**WHAT YOU HAVE TO DO:**
Could you copy every line from the material below in which "Dane" appears?

>> Begin AVAILABLE RECORDS

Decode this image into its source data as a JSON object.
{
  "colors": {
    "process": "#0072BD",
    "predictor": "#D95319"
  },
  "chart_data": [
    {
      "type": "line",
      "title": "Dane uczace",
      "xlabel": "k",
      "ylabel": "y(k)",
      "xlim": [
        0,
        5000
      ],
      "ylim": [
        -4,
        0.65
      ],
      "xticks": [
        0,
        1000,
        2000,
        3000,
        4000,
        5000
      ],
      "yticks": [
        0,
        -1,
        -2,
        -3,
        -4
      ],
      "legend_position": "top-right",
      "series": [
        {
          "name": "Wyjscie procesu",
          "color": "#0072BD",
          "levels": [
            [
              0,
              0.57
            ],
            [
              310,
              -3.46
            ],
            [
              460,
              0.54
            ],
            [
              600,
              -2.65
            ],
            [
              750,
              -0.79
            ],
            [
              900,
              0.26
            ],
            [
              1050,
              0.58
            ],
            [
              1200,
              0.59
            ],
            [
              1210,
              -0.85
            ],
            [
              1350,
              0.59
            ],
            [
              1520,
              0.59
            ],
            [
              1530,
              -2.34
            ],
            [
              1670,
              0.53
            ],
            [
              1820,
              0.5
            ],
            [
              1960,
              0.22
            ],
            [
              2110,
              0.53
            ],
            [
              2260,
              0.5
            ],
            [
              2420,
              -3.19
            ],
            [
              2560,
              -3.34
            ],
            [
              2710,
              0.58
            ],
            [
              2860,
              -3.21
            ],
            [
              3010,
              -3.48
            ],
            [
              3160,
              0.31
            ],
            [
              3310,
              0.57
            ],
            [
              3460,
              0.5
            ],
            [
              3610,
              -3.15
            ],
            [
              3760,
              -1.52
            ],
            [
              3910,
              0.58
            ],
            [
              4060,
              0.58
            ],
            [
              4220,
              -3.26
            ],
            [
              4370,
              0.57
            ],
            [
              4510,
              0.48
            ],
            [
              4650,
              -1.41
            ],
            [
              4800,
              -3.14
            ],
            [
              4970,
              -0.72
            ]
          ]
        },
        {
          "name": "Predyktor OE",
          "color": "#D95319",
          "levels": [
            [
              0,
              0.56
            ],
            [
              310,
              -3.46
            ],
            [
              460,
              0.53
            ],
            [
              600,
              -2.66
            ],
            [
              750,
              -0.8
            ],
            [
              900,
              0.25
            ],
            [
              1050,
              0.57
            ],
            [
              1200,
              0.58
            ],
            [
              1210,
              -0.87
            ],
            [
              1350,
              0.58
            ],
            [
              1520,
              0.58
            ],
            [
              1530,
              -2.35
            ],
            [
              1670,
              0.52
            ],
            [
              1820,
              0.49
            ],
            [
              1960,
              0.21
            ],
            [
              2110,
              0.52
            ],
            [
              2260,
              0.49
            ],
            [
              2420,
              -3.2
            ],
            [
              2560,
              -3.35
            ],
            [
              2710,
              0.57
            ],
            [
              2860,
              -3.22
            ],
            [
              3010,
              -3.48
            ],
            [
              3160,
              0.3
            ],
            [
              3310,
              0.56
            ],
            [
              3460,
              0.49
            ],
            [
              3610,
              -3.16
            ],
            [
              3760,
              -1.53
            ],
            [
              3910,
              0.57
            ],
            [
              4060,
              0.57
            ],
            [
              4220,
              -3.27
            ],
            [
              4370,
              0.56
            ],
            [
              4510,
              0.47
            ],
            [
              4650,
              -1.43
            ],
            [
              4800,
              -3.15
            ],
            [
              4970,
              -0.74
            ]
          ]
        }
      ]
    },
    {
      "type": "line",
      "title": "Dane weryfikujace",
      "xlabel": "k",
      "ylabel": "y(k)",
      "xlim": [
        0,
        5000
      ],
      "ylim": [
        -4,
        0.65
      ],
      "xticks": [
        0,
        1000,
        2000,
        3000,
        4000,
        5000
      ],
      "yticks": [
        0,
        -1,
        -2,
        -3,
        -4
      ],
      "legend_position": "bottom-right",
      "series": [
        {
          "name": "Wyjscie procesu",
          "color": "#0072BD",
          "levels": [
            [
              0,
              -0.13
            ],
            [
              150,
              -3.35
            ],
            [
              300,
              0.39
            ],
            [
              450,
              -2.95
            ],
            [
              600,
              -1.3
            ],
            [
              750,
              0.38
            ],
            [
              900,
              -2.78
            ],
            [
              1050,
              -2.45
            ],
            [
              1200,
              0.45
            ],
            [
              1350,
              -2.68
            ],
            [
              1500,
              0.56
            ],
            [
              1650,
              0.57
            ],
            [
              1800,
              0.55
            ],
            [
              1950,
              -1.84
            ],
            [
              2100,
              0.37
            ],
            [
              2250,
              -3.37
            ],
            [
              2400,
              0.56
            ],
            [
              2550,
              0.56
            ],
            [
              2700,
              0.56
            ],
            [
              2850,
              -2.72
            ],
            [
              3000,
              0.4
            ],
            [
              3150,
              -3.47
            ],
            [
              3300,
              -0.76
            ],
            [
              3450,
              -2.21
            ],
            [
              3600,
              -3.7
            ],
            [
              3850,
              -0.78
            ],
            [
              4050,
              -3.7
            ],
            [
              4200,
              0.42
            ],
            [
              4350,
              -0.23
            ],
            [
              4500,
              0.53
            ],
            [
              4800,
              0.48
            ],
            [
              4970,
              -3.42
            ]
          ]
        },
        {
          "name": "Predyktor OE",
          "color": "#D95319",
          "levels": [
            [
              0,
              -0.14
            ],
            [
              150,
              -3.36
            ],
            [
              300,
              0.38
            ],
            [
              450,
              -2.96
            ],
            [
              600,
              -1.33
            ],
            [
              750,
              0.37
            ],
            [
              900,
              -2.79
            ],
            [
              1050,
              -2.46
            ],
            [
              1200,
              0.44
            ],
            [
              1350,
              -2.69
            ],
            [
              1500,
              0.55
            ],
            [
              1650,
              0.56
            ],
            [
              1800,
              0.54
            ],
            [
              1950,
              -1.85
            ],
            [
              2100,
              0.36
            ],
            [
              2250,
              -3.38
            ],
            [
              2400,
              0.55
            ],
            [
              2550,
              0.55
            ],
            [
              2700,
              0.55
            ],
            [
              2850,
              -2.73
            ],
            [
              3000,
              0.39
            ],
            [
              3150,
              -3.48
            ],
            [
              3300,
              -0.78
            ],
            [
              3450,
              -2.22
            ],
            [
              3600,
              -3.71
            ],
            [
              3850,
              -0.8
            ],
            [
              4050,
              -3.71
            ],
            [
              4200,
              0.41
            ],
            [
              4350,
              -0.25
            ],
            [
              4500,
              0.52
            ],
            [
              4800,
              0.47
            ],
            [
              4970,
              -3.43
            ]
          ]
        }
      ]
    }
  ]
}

>> End AVAILABLE RECORDS

**FINISHED EXERCISE:**
      "title": "Dane uczace",
      "title": "Dane weryfikujace",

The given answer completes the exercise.